Exercise objective »
Filter the data below for the string "dance" and copy each matching line.
Begin Dataset records
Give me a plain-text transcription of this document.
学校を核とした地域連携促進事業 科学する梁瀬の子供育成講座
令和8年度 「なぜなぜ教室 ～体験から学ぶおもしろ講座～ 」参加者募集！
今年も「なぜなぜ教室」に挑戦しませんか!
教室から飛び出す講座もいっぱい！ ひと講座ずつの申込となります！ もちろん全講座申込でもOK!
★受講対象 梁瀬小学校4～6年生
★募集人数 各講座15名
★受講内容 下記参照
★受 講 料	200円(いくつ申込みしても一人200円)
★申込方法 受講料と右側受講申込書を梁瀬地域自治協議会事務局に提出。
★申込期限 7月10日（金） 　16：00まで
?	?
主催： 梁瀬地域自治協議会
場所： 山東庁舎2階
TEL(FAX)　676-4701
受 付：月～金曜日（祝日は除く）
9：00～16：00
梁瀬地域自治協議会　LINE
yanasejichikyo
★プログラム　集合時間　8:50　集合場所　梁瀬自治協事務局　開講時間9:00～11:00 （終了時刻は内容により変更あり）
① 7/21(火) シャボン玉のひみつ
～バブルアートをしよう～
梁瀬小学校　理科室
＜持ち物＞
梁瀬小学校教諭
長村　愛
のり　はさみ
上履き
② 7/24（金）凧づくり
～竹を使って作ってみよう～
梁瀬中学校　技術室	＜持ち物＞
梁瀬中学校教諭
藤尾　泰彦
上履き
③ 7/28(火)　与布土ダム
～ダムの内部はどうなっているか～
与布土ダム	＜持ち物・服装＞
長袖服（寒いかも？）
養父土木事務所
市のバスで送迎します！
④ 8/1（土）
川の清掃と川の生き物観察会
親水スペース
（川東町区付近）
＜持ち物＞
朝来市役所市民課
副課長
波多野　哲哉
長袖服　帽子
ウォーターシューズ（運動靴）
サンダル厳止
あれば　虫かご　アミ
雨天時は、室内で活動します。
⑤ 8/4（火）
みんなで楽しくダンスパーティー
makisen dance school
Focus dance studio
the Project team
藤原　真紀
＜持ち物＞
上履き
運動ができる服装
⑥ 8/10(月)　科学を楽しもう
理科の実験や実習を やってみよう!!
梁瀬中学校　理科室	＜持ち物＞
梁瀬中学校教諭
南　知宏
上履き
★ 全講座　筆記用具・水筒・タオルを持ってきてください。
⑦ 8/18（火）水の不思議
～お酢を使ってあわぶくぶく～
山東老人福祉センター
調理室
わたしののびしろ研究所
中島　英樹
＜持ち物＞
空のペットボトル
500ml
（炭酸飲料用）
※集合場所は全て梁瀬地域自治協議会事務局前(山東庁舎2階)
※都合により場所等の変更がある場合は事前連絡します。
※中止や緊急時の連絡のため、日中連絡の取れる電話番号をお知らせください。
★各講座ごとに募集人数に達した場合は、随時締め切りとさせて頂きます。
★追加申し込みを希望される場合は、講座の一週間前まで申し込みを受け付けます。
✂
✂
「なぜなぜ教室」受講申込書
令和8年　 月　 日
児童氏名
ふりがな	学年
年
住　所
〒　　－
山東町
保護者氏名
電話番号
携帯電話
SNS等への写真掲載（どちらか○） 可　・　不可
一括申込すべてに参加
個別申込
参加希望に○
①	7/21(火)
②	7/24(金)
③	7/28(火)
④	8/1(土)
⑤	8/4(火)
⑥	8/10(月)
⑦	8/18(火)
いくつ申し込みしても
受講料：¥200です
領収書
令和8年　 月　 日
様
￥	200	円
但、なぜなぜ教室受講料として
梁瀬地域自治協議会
End Dataset records
Answer »
makisen dance school
Focus dance studio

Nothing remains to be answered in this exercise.